Goal: Copy out every line in the entries below that includes "institutlarini".

--- Begin ---

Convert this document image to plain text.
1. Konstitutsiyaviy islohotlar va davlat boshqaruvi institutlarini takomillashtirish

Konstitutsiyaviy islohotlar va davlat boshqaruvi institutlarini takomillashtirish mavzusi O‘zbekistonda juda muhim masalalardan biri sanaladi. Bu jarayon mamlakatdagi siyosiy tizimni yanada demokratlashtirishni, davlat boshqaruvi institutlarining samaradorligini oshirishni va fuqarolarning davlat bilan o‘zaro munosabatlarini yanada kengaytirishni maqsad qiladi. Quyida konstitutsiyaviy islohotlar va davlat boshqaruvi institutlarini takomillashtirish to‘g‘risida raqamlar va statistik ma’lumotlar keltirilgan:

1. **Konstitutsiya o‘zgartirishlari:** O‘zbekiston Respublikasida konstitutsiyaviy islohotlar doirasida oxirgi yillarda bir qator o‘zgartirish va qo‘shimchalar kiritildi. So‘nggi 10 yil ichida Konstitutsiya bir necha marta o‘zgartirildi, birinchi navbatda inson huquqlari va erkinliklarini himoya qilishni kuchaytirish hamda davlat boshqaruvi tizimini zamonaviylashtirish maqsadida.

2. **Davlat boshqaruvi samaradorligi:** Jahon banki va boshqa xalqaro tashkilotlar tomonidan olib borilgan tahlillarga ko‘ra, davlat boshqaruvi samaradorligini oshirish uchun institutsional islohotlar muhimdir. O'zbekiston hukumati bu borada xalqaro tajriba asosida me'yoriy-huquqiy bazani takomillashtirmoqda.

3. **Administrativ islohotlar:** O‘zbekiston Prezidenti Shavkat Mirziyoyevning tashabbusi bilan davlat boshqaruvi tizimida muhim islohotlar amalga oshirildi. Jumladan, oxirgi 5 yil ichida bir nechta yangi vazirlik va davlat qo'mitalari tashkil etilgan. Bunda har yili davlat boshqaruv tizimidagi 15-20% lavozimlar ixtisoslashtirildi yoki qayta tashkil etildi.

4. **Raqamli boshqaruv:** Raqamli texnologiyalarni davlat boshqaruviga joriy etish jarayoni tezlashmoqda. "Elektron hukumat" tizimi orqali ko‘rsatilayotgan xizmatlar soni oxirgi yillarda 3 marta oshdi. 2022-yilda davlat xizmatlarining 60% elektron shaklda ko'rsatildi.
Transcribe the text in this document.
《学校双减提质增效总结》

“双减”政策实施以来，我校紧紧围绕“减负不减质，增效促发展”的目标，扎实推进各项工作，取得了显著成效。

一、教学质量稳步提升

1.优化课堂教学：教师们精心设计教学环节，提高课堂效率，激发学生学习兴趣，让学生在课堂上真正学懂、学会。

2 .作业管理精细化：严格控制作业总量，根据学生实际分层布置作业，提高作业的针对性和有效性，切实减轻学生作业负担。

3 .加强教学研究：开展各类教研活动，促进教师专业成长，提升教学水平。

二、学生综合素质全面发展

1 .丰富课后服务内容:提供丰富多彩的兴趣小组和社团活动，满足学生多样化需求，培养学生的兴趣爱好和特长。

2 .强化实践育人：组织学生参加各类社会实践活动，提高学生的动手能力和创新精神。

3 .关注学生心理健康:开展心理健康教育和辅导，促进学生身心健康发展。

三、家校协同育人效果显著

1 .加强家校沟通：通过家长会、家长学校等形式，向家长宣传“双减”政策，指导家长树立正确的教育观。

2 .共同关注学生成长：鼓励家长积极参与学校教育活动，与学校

--- End ---

Answer in full:
1. Konstitutsiyaviy islohotlar va davlat boshqaruvi institutlarini takomillashtirish
Konstitutsiyaviy islohotlar va davlat boshqaruvi institutlarini takomillashtirish mavzusi O‘zbekistonda juda muhim masalalardan biri sanaladi. Bu jarayon mamlakatdagi siyosiy tizimni yanada demokratlashtirishni, davlat boshqaruvi institutlarining samaradorligini oshirishni va fuqarolarning davlat bilan o‘zaro munosabatlarini yanada kengaytirishni maqsad qiladi. Quyida konstitutsiyaviy islohotlar va davlat boshqaruvi institutlarini takomillashtirish to‘g‘risida raqamlar va statistik ma’lumotlar keltirilgan:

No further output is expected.